§ SHORT PROBLEM
Take from the listing each line that has the string "Tapas".

##### THE DATA #####

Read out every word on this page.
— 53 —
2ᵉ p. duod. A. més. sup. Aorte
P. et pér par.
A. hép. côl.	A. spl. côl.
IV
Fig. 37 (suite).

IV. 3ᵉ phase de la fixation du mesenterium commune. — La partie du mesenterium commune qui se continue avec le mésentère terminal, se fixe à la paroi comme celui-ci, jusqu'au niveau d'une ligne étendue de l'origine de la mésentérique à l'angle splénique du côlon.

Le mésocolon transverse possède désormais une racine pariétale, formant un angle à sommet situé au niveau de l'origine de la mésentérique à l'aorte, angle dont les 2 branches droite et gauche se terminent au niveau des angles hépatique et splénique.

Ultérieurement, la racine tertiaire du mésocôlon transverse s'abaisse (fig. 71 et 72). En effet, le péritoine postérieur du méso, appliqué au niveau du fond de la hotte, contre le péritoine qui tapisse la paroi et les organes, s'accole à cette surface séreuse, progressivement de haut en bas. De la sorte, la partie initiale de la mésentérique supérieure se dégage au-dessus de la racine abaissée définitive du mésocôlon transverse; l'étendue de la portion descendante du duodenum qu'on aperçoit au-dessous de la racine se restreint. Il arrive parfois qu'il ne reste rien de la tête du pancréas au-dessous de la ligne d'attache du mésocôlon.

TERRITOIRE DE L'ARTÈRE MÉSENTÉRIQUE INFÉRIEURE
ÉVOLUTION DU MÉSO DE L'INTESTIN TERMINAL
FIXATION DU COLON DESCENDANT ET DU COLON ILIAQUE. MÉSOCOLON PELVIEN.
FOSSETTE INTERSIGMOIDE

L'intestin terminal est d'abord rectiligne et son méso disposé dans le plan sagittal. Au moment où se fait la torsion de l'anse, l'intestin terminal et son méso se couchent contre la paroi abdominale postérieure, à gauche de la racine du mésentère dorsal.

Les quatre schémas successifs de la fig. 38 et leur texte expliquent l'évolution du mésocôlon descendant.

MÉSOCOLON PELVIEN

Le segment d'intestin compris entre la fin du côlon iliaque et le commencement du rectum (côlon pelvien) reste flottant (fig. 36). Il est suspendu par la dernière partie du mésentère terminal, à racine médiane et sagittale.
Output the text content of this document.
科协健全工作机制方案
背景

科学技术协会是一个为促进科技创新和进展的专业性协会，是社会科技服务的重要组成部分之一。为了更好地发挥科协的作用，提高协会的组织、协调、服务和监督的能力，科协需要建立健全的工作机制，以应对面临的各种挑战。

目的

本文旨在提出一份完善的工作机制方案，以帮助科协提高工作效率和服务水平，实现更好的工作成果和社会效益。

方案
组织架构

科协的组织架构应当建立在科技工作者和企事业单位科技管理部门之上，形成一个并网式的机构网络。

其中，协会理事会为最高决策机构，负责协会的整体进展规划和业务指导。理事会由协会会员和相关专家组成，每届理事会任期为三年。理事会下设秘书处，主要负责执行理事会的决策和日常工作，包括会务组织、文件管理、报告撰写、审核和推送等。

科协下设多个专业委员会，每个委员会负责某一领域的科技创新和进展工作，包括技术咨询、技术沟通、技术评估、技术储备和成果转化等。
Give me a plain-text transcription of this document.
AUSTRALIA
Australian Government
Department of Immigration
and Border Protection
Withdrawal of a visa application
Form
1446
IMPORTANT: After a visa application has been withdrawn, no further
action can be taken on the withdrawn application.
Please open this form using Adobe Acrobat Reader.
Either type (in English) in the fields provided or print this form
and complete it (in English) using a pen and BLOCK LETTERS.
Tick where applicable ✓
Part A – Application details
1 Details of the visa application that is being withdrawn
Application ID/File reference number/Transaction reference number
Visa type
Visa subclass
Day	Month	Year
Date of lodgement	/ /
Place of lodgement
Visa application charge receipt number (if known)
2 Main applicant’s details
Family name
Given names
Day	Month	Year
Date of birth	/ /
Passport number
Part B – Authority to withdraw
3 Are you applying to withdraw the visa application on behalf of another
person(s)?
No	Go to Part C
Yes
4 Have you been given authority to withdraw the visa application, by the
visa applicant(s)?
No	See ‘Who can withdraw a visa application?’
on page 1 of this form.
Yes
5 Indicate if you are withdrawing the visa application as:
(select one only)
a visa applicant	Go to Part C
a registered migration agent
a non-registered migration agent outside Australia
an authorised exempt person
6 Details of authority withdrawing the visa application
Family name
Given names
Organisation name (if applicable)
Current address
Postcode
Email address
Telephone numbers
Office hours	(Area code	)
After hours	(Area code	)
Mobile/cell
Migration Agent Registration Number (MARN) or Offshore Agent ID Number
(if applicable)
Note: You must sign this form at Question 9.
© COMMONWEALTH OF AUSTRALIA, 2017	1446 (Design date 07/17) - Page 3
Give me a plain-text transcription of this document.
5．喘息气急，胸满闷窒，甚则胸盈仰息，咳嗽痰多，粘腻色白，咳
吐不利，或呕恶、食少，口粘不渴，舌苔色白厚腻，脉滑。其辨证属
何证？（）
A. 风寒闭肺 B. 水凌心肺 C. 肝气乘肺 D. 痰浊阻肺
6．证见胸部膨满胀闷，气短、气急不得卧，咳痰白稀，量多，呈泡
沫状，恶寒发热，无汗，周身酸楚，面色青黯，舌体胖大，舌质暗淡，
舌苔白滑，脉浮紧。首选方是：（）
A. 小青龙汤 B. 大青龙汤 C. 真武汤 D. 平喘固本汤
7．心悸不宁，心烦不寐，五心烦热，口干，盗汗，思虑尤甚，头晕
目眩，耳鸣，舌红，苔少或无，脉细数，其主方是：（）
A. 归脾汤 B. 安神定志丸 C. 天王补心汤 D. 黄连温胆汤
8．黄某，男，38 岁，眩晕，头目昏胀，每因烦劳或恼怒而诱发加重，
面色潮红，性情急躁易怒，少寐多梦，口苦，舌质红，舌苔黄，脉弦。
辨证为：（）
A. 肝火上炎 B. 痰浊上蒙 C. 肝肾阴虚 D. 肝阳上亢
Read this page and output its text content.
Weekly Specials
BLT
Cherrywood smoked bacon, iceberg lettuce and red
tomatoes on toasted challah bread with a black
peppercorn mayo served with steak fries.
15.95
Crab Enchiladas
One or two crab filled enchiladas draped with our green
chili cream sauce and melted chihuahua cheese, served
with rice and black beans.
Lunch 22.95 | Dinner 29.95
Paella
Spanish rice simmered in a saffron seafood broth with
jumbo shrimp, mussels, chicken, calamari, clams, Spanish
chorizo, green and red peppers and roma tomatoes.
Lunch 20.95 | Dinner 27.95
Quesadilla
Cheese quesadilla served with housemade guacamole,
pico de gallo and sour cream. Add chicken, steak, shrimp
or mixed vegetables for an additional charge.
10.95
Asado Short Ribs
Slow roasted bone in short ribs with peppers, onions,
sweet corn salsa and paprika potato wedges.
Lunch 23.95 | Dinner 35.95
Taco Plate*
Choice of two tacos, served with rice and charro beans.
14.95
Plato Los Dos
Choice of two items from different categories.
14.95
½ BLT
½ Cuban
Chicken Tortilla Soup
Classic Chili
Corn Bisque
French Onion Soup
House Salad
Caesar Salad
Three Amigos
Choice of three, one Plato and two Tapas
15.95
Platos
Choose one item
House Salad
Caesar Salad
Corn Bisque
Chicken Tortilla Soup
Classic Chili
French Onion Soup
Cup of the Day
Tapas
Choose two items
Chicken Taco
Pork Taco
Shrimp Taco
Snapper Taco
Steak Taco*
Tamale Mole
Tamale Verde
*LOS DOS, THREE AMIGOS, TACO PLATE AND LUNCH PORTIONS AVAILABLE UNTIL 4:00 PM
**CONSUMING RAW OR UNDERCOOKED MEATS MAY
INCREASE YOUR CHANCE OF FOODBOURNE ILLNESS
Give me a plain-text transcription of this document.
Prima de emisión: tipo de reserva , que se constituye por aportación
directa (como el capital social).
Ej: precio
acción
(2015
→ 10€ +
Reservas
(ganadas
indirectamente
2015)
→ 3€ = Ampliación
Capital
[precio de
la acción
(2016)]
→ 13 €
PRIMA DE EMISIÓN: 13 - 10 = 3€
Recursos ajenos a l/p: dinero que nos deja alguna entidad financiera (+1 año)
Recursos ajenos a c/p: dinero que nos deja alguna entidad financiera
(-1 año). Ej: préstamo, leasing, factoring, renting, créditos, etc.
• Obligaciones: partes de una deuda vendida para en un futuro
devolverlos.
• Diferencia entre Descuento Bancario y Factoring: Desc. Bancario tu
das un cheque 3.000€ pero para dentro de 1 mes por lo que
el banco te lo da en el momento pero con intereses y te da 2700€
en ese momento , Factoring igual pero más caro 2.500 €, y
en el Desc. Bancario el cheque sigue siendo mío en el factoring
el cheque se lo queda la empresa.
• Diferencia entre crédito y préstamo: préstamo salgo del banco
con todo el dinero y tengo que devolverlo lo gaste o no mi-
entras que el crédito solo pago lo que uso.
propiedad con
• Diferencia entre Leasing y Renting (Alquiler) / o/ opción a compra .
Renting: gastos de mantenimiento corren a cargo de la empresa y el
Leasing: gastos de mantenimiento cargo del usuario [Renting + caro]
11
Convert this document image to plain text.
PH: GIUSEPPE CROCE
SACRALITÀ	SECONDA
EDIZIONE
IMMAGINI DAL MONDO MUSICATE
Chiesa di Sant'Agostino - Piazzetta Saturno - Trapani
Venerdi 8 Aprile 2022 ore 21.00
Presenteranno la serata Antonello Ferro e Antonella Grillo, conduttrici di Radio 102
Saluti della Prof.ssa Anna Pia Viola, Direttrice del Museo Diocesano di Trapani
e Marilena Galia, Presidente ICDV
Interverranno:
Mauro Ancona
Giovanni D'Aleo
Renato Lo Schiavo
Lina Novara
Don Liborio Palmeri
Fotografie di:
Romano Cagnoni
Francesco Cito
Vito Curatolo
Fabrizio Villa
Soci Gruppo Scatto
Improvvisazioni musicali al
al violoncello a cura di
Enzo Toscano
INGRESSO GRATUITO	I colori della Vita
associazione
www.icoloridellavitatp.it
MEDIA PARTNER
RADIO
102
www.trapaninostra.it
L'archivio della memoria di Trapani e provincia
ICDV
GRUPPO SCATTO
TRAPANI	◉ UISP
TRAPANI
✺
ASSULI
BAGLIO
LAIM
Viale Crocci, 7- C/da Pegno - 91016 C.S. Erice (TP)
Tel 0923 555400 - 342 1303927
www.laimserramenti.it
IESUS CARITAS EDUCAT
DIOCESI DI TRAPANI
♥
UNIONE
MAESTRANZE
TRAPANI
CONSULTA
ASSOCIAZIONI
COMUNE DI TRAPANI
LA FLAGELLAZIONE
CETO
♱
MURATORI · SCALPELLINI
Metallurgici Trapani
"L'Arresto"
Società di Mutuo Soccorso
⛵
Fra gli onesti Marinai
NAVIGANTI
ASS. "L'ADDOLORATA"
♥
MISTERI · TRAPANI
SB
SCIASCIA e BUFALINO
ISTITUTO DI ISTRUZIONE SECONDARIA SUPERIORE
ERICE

#####

§ THE SOLUTION
Choice of three, one Plato and two Tapas
Tapas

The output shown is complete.